-- begin --

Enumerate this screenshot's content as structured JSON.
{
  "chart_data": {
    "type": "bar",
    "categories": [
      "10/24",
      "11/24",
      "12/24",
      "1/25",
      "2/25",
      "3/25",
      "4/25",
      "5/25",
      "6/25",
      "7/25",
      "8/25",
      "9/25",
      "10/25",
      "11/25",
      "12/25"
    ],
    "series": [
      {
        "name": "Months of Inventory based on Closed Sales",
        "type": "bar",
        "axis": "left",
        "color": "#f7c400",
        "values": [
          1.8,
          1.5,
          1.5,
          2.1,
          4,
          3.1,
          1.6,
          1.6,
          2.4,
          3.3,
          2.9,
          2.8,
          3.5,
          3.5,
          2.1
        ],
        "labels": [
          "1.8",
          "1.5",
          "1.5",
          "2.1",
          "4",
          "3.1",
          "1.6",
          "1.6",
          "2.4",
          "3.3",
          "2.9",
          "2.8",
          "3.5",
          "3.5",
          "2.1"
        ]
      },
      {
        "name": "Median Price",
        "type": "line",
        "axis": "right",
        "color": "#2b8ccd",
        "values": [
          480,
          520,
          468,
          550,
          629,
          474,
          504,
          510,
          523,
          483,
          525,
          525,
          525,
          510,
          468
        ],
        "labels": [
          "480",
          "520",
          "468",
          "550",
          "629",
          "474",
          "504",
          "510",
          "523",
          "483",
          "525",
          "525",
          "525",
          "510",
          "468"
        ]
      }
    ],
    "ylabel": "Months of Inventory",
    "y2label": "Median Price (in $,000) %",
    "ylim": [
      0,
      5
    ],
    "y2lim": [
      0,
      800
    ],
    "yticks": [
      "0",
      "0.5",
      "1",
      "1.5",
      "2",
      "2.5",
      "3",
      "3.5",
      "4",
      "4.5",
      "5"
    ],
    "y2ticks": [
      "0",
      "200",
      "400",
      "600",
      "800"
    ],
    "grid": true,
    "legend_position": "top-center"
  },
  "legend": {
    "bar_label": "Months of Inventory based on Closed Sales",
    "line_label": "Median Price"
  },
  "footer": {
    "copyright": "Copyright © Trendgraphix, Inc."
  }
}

-- end --

WHAT THE TASK ASKS: Tell how many lines in the records above contain "Months", giving the number and no other words.

EXERCISE ANSWER: 3